▶ **SHORT EXERCISE**: Write out each line that follows exactly as it stands, without the pictures.

▶ **PROVIDED RECORDS**:

┄┄┄┄┄┄

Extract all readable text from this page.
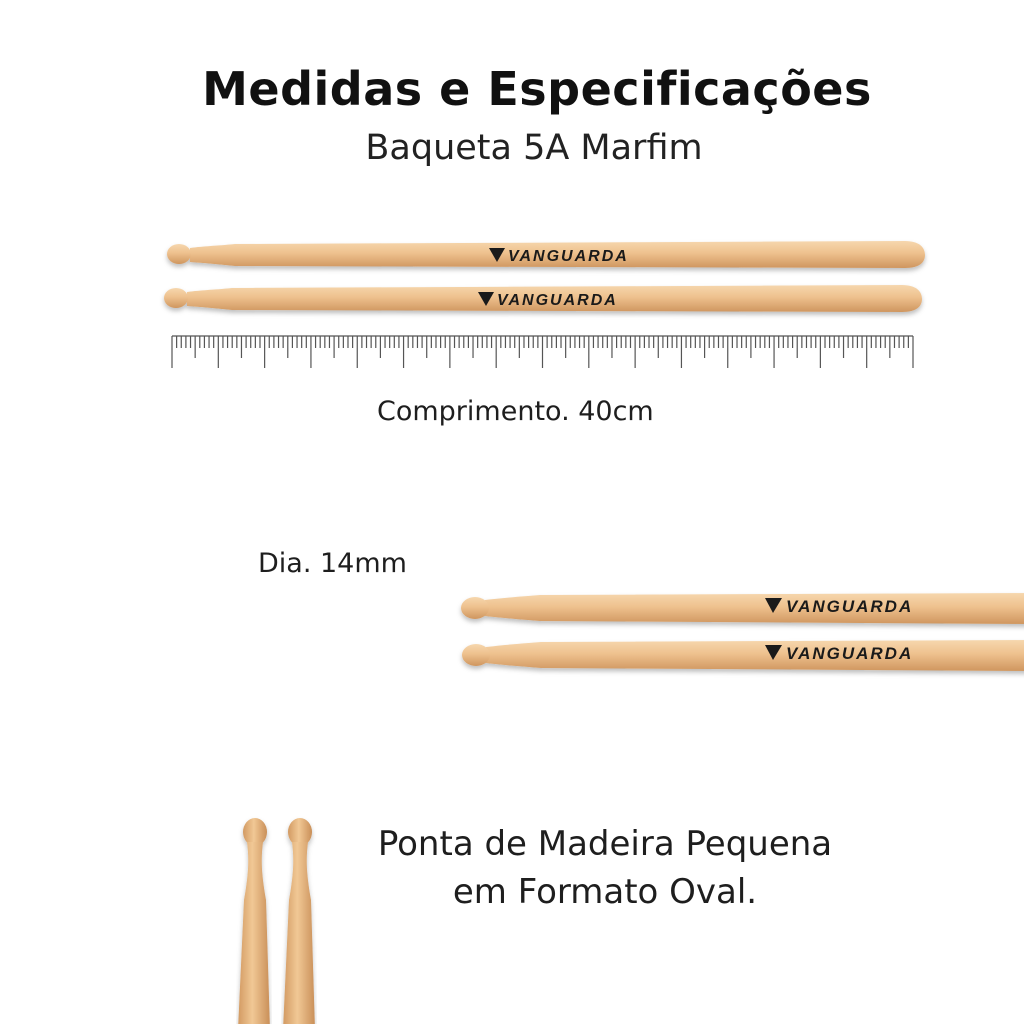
Medidas e Especificações
Baqueta 5A Marfim
VANGUARDA
VANGUARDA
VANGUARDA
VANGUARDA
Comprimento. 40cm
Dia. 14mm
Ponta de Madeira Pequena
em Formato Oval.
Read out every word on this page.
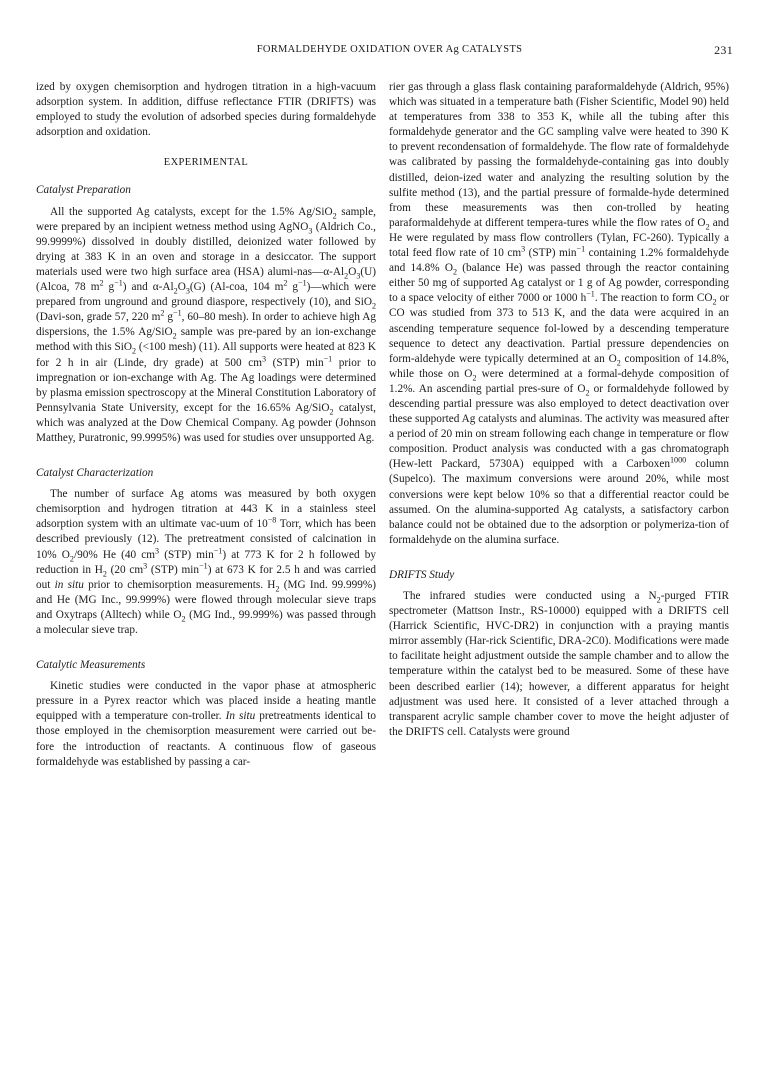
FORMALDEHYDE OXIDATION OVER Ag CATALYSTS	231

ized by oxygen chemisorption and hydrogen titration in a high-vacuum adsorption system. In addition, diffuse reflectance FTIR (DRIFTS) was employed to study the evolution of adsorbed species during formaldehyde adsorption and oxidation.

EXPERIMENTAL
Catalyst Preparation

All the supported Ag catalysts, except for the 1.5% Ag/SiO$_2$ sample, were prepared by an incipient wetness method using AgNO$_3$ (Aldrich Co., 99.9999%) dissolved in doubly distilled, deionized water followed by drying at 383 K in an oven and storage in a desiccator. The support materials used were two high surface area (HSA) alumi-$nas—\alpha-Al_2O_3(U)$ (Alcoa, 78 $m^2$ $g^{-1}$) and $\alpha-Al_2O_3(G)$ (Al-coa, 104 $m^2$ $g^{-1})—which$ were prepared from unground and ground diaspore, respectively (10), and SiO$_2$ (Davi-son, grade 57, 220 $m^2$ $g^{-1}$, 60–80 mesh). In order to achieve high Ag dispersions, the 1.5% Ag/SiO$_2$ sample was pre-pared by an ion-exchange method with this SiO$_2$ (<100 mesh) (11). All supports were heated at 823 K for 2 h in air (Linde, dry grade) at 500 $cm^3$ (STP) $\min^{-1}$ prior to impregnation or ion-exchange with Ag. The Ag loadings were determined by plasma emission spectroscopy at the Mineral Constitution Laboratory of Pennsylvania State University, except for the 16.65% Ag/SiO$_2$ catalyst, which was analyzed at the Dow Chemical Company. Ag powder (Johnson Matthey, Puratronic, 99.9995%) was used for studies over unsupported Ag.

Catalyst Characterization

The number of surface Ag atoms was measured by both oxygen chemisorption and hydrogen titration at 443 K in a stainless steel adsorption system with an ultimate vac-uum of $10^{-8}$ Torr, which has been described previously (12). The pretreatment consisted of calcination in 10% $O_2/90\%$ He (40 $cm^3$ (STP) $\min^{-1}$) at 773 K for 2 h followed by reduction in $H_2$ (20 $cm^3$ (STP) $\min^{-1}$) at 673 K for 2.5 h and was carried out in situ prior to chemisorption measurements. $H_2$ (MG Ind. 99.999%) and He (MG Inc., 99.999%) were flowed through molecular sieve traps and Oxytraps (Alltech) while $O_2$ (MG Ind., 99.999%) was passed through a molecular sieve trap.

Catalytic Measurements

Kinetic studies were conducted in the vapor phase at atmospheric pressure in a Pyrex reactor which was placed inside a heating mantle equipped with a temperature con-troller. In situ pretreatments identical to those employed in the chemisorption measurement were carried out be-fore the introduction of reactants. A continuous flow of gaseous formaldehyde was established by passing a car-

rier gas through a glass flask containing paraformaldehyde (Aldrich, 95%) which was situated in a temperature bath (Fisher Scientific, Model 90) held at temperatures from 338 to 353 K, while all the tubing after this formaldehyde generator and the GC sampling valve were heated to 390 K to prevent recondensation of formaldehyde. The flow rate of formaldehyde was calibrated by passing the formaldehyde-containing gas into doubly distilled, deion-ized water and analyzing the resulting solution by the sulfite method (13), and the partial pressure of formalde-hyde determined from these measurements was then con-trolled by heating paraformaldehyde at different tempera-tures while the flow rates of $O_2$ and He were regulated by mass flow controllers (Tylan, FC-260). Typically a total feed flow rate of 10 $cm^3$ (STP) $\min^{-1}$ containing 1.2% formaldehyde and 14.8% $O_2$ (balance He) was passed through the reactor containing either 50 mg of supported Ag catalyst or 1 g of Ag powder, corresponding to a space velocity of either 7000 or 1000 $h^{-1}$. The reaction to form $CO_2$ or CO was studied from 373 to 513 K, and the data were acquired in an ascending temperature sequence fol-lowed by a descending temperature sequence to detect any deactivation. Partial pressure dependencies on form-aldehyde were typically determined at an $O_2$ composition of 14.8%, while those on $O_2$ were determined at a formal-dehyde composition of 1.2%. An ascending partial pres-sure of $O_2$ or formaldehyde followed by descending partial pressure was also employed to detect deactivation over these supported Ag catalysts and aluminas. The activity was measured after a period of 20 min on stream following each change in temperature or flow composition. Product analysis was conducted with a gas chromatograph (Hew-lett Packard, 5730A) equipped with a Carboxen$^{1000}$ column (Supelco). The maximum conversions were around 20%, while most conversions were kept below 10% so that a differential reactor could be assumed. On the alumina-supported Ag catalysts, a satisfactory carbon balance could not be obtained due to the adsorption or polymeriza-tion of formaldehyde on the alumina surface.

DRIFTS Study

The infrared studies were conducted using a $N_2$-purged FTIR spectrometer (Mattson Instr., RS-10000) equipped with a DRIFTS cell (Harrick Scientific, HVC-DR2) in conjunction with a praying mantis mirror assembly (Har-rick Scientific, DRA-2C0). Modifications were made to facilitate height adjustment outside the sample chamber and to allow the temperature within the catalyst bed to be measured. Some of these have been described earlier (14); however, a different apparatus for height adjustment was used here. It consisted of a lever attached through a transparent acrylic sample chamber cover to move the height adjuster of the DRIFTS cell. Catalysts were ground
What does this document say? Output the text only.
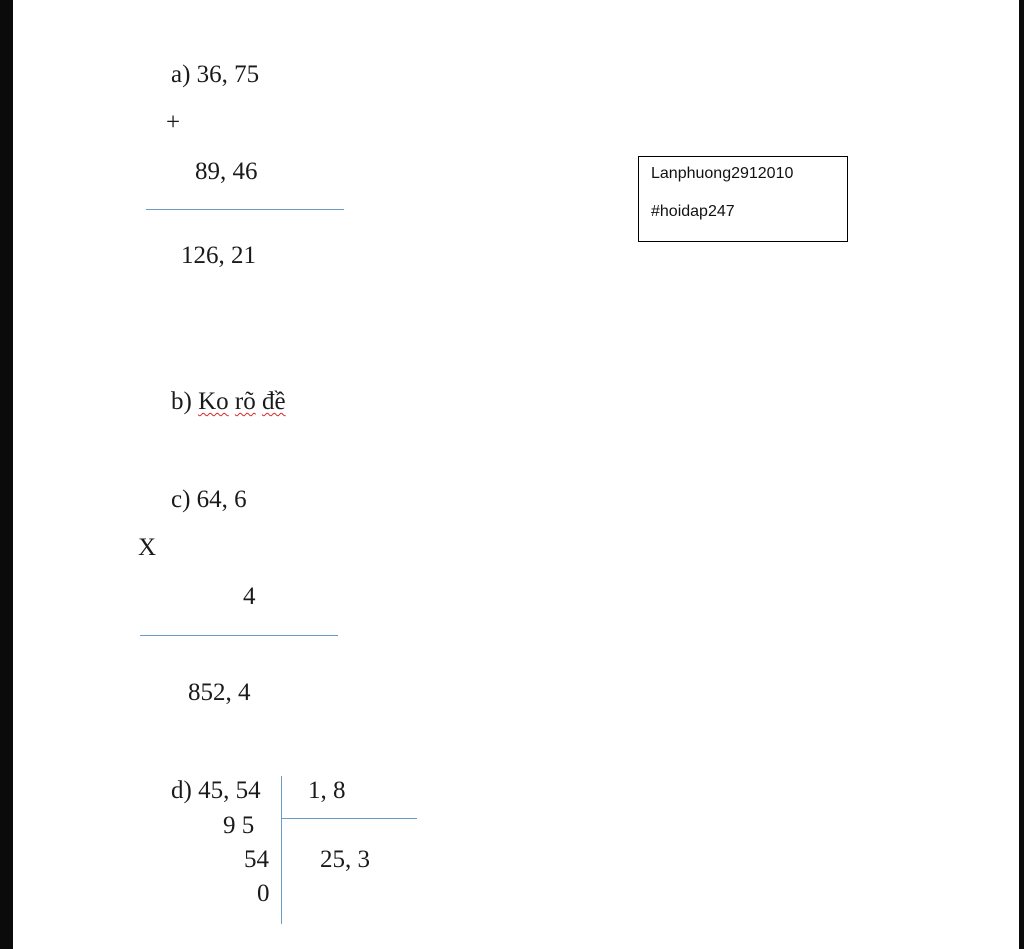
a) 36, 75
+
89, 46
126, 21
b) Ko rõ đề
c) 64, 6
X
4
852, 4
d) 45, 54 1, 8
9 5
54 25, 3
0
Lanphuong2912010
#hoidap247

┄┄┄┄┄┄

▶ **TASK ANSWER**:
Extract all readable text from this page.
Medidas e Especificações
Baqueta 5A Marfim
VANGUARDA
VANGUARDA
VANGUARDA
VANGUARDA
Comprimento. 40cm
Dia. 14mm
Ponta de Madeira Pequena
em Formato Oval.
Read out every word on this page.
FORMALDEHYDE OXIDATION OVER Ag CATALYSTS	231

ized by oxygen chemisorption and hydrogen titration in a high-vacuum adsorption system. In addition, diffuse reflectance FTIR (DRIFTS) was employed to study the evolution of adsorbed species during formaldehyde adsorption and oxidation.

EXPERIMENTAL
Catalyst Preparation

All the supported Ag catalysts, except for the 1.5% Ag/SiO$_2$ sample, were prepared by an incipient wetness method using AgNO$_3$ (Aldrich Co., 99.9999%) dissolved in doubly distilled, deionized water followed by drying at 383 K in an oven and storage in a desiccator. The support materials used were two high surface area (HSA) alumi-$nas—\alpha-Al_2O_3(U)$ (Alcoa, 78 $m^2$ $g^{-1}$) and $\alpha-Al_2O_3(G)$ (Al-coa, 104 $m^2$ $g^{-1})—which$ were prepared from unground and ground diaspore, respectively (10), and SiO$_2$ (Davi-son, grade 57, 220 $m^2$ $g^{-1}$, 60–80 mesh). In order to achieve high Ag dispersions, the 1.5% Ag/SiO$_2$ sample was pre-pared by an ion-exchange method with this SiO$_2$ (<100 mesh) (11). All supports were heated at 823 K for 2 h in air (Linde, dry grade) at 500 $cm^3$ (STP) $\min^{-1}$ prior to impregnation or ion-exchange with Ag. The Ag loadings were determined by plasma emission spectroscopy at the Mineral Constitution Laboratory of Pennsylvania State University, except for the 16.65% Ag/SiO$_2$ catalyst, which was analyzed at the Dow Chemical Company. Ag powder (Johnson Matthey, Puratronic, 99.9995%) was used for studies over unsupported Ag.

Catalyst Characterization

The number of surface Ag atoms was measured by both oxygen chemisorption and hydrogen titration at 443 K in a stainless steel adsorption system with an ultimate vac-uum of $10^{-8}$ Torr, which has been described previously (12). The pretreatment consisted of calcination in 10% $O_2/90\%$ He (40 $cm^3$ (STP) $\min^{-1}$) at 773 K for 2 h followed by reduction in $H_2$ (20 $cm^3$ (STP) $\min^{-1}$) at 673 K for 2.5 h and was carried out in situ prior to chemisorption measurements. $H_2$ (MG Ind. 99.999%) and He (MG Inc., 99.999%) were flowed through molecular sieve traps and Oxytraps (Alltech) while $O_2$ (MG Ind., 99.999%) was passed through a molecular sieve trap.

Catalytic Measurements

Kinetic studies were conducted in the vapor phase at atmospheric pressure in a Pyrex reactor which was placed inside a heating mantle equipped with a temperature con-troller. In situ pretreatments identical to those employed in the chemisorption measurement were carried out be-fore the introduction of reactants. A continuous flow of gaseous formaldehyde was established by passing a car-

rier gas through a glass flask containing paraformaldehyde (Aldrich, 95%) which was situated in a temperature bath (Fisher Scientific, Model 90) held at temperatures from 338 to 353 K, while all the tubing after this formaldehyde generator and the GC sampling valve were heated to 390 K to prevent recondensation of formaldehyde. The flow rate of formaldehyde was calibrated by passing the formaldehyde-containing gas into doubly distilled, deion-ized water and analyzing the resulting solution by the sulfite method (13), and the partial pressure of formalde-hyde determined from these measurements was then con-trolled by heating paraformaldehyde at different tempera-tures while the flow rates of $O_2$ and He were regulated by mass flow controllers (Tylan, FC-260). Typically a total feed flow rate of 10 $cm^3$ (STP) $\min^{-1}$ containing 1.2% formaldehyde and 14.8% $O_2$ (balance He) was passed through the reactor containing either 50 mg of supported Ag catalyst or 1 g of Ag powder, corresponding to a space velocity of either 7000 or 1000 $h^{-1}$. The reaction to form $CO_2$ or CO was studied from 373 to 513 K, and the data were acquired in an ascending temperature sequence fol-lowed by a descending temperature sequence to detect any deactivation. Partial pressure dependencies on form-aldehyde were typically determined at an $O_2$ composition of 14.8%, while those on $O_2$ were determined at a formal-dehyde composition of 1.2%. An ascending partial pres-sure of $O_2$ or formaldehyde followed by descending partial pressure was also employed to detect deactivation over these supported Ag catalysts and aluminas. The activity was measured after a period of 20 min on stream following each change in temperature or flow composition. Product analysis was conducted with a gas chromatograph (Hew-lett Packard, 5730A) equipped with a Carboxen$^{1000}$ column (Supelco). The maximum conversions were around 20%, while most conversions were kept below 10% so that a differential reactor could be assumed. On the alumina-supported Ag catalysts, a satisfactory carbon balance could not be obtained due to the adsorption or polymeriza-tion of formaldehyde on the alumina surface.

DRIFTS Study

The infrared studies were conducted using a $N_2$-purged FTIR spectrometer (Mattson Instr., RS-10000) equipped with a DRIFTS cell (Harrick Scientific, HVC-DR2) in conjunction with a praying mantis mirror assembly (Har-rick Scientific, DRA-2C0). Modifications were made to facilitate height adjustment outside the sample chamber and to allow the temperature within the catalyst bed to be measured. Some of these have been described earlier (14); however, a different apparatus for height adjustment was used here. It consisted of a lever attached through a transparent acrylic sample chamber cover to move the height adjuster of the DRIFTS cell. Catalysts were ground
What does this document say? Output the text only.
a) 36, 75
+
89, 46
126, 21
b) Ko rõ đề
c) 64, 6
X
4
852, 4
d) 45, 54 1, 8
9 5
54 25, 3
0
Lanphuong2912010
#hoidap247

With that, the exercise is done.